*PROBLEM TO SOLVE*
Carry on the patent background on making sugar and ethanol from sugar cane, starting right after its last sentence.

*PAGE TEXT*
• • • • • • •

BACKGROUND OF THE INVENTION

The present invention relates to a method for producing sugar and alcohol, plastic and the like from sugar cane by using blackstrap molasses as a source material derived therefrom.

Ethanol derived from the vegetable to be used as a fuel has been expected to be a liquid fuel substituting for a gasoline in order to prevent an increase of carbon dioxide gas. Regarding a method for producing the ethanol derived from the vegetable, one method using sugar cane as a source material is conventionally known (see FIG. 1). Advantageously, in this method, almost all of the energy required for producing the ethanol can be obtained from the energy generated by burning the sugar cane residue from its squeezing or pressing process (hereafter referred to as pressed residue of sugar cane). However, there is a problem in association with the case of using the sugar cane as a source material for the ethanol that due to a competition with the sugar production, any production of the ethanol from the sugar cane supplied from the existing area under cultivation may lead to a decrease in sugar production volume available as foodstuff.

• • • • • • •

*RECORDED DATA*
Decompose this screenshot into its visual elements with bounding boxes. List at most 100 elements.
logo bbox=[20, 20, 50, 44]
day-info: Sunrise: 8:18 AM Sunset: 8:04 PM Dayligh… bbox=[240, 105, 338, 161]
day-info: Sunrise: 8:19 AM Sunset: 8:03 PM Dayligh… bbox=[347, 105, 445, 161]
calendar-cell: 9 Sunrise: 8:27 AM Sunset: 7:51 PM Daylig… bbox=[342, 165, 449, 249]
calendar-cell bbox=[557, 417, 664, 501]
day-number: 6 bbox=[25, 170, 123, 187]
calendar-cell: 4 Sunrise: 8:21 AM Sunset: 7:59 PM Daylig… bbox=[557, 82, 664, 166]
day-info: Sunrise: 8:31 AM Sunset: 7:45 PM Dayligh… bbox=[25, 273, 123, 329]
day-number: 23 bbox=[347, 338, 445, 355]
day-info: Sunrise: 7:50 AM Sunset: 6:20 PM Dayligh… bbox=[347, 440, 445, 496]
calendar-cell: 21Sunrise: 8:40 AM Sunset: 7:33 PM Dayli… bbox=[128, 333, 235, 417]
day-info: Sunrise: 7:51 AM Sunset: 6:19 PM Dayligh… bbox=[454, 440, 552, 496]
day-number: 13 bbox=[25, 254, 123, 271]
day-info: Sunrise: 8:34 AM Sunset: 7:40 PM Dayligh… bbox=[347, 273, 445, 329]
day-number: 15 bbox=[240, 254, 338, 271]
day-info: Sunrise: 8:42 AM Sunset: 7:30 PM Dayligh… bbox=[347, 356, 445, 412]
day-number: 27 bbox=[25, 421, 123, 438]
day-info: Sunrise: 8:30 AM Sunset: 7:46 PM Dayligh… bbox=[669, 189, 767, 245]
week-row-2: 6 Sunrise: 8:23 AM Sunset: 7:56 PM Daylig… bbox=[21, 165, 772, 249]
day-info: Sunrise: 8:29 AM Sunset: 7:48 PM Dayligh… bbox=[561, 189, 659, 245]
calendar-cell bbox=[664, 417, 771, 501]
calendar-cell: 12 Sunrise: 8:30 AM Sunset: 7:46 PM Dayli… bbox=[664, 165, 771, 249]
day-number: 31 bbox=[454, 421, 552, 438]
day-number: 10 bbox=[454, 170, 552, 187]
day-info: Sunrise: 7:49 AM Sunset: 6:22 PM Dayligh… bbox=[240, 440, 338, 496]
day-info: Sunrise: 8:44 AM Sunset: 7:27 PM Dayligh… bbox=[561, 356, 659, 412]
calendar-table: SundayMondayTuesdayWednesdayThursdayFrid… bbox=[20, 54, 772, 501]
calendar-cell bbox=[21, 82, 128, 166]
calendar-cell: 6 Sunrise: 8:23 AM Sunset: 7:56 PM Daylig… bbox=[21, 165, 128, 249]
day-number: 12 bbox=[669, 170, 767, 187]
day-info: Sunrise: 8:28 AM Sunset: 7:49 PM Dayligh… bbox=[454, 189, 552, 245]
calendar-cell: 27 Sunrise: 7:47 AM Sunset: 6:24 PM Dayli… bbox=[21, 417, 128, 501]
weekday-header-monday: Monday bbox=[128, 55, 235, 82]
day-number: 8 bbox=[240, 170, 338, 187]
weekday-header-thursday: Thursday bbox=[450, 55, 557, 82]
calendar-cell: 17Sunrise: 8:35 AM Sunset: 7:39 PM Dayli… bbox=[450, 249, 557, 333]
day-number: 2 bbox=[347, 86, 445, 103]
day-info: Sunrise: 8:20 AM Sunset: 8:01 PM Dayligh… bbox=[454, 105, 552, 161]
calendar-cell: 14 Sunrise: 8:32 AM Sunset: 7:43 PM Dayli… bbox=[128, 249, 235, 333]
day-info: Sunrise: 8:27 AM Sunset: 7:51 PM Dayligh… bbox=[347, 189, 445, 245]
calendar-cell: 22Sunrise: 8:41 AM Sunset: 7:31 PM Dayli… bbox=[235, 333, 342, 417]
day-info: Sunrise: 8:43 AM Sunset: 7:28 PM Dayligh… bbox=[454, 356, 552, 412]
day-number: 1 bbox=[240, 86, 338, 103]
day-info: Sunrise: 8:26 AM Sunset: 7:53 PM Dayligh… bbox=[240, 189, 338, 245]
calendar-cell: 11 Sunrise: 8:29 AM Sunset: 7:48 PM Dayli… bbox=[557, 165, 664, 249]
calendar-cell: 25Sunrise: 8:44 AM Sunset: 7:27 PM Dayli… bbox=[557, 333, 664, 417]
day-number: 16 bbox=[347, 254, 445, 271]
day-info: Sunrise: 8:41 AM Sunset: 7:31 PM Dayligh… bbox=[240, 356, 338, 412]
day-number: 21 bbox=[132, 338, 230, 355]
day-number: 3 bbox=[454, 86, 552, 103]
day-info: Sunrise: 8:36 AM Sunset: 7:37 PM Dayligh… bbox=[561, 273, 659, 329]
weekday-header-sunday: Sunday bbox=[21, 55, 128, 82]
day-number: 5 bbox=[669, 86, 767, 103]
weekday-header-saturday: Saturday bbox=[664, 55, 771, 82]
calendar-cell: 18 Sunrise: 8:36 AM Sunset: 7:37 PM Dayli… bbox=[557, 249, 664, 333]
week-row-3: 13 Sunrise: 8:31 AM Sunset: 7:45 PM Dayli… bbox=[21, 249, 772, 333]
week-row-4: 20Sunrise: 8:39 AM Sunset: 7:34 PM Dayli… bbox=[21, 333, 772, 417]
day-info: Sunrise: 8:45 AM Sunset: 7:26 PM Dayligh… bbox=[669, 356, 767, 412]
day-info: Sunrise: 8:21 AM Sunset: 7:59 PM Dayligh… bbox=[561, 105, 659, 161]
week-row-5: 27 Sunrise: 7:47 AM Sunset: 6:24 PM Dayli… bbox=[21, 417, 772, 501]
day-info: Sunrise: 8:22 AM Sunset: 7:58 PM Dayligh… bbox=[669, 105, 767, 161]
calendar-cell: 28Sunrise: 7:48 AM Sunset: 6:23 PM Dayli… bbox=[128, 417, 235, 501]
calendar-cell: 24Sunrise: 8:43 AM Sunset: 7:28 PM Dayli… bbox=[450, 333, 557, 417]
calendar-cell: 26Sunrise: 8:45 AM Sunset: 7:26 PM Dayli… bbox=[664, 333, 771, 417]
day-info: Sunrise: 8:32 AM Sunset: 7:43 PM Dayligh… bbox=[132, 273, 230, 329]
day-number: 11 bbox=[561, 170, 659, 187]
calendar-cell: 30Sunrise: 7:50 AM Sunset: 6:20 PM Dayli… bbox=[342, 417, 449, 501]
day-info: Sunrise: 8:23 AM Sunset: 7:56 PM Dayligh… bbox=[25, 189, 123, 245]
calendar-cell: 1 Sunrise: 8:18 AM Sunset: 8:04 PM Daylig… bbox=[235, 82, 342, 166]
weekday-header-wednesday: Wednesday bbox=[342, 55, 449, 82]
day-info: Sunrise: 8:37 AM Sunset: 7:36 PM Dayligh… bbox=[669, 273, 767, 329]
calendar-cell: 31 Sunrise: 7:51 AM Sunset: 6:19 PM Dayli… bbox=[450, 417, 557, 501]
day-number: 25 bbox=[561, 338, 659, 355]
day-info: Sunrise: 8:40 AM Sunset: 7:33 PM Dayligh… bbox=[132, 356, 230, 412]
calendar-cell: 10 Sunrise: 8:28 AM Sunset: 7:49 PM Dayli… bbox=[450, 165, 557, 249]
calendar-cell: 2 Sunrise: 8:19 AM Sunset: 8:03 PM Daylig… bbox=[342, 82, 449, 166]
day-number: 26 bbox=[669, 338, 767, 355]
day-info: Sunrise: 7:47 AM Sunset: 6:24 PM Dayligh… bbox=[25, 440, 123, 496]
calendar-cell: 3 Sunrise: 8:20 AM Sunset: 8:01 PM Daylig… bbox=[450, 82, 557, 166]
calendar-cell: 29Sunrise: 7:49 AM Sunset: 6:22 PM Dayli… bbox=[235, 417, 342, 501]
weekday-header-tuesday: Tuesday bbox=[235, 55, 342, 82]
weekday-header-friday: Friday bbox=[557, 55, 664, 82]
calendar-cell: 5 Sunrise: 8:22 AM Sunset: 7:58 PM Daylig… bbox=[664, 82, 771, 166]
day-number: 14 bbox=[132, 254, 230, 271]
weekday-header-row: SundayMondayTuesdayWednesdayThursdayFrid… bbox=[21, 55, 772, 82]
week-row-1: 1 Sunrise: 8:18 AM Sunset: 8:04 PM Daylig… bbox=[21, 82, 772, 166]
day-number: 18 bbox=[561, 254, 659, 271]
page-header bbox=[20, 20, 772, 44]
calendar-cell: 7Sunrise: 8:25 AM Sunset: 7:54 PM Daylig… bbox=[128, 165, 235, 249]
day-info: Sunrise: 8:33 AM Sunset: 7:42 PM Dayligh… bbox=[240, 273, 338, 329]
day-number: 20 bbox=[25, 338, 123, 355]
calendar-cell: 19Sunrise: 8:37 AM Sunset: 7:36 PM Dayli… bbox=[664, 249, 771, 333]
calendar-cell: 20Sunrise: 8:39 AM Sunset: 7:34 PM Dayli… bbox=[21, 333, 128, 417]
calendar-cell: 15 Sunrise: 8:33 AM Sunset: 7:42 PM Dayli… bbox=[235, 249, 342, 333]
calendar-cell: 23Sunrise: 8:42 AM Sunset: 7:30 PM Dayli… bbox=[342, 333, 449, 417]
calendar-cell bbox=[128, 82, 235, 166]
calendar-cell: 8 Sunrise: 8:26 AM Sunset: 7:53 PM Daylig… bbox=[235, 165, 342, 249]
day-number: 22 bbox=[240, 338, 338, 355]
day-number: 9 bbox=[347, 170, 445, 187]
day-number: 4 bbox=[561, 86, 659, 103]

• • • • • • •

*YOUR RESPONSE*
Generally, in producing of sugar (raw sugar) from sugar cane, a method illustrated in FIG. 2 is employed to thus produce the sugar. In this regard, such a method for producing the ethanol has been also suggested that uses blackstrap molasses which is a by-product from the producing process of the sugar (see FIG. 3). According to this method, sugar cane having a fiber component content in a range of 10 to 20% by mass is typically used and while producing the sugar, a pressed residue of sugar cane is burnt so as to supplement the energy required for producing the ethanol. Thus, although it can solve the aforementioned problem of decrease in the sugar production, the energy obtainable by burning the pressed residue of sugar cane will be too small to supply all the energy to be consumed in the sugar producing process, which may call for a situation that the shortage of energy has to be compensated for by the energy obtainable from an electric power source or a heavy oil. Further disadvantageously, because of a small amount of blackstrap molasses, the above method yields only a small amount of ethanol to be obtained.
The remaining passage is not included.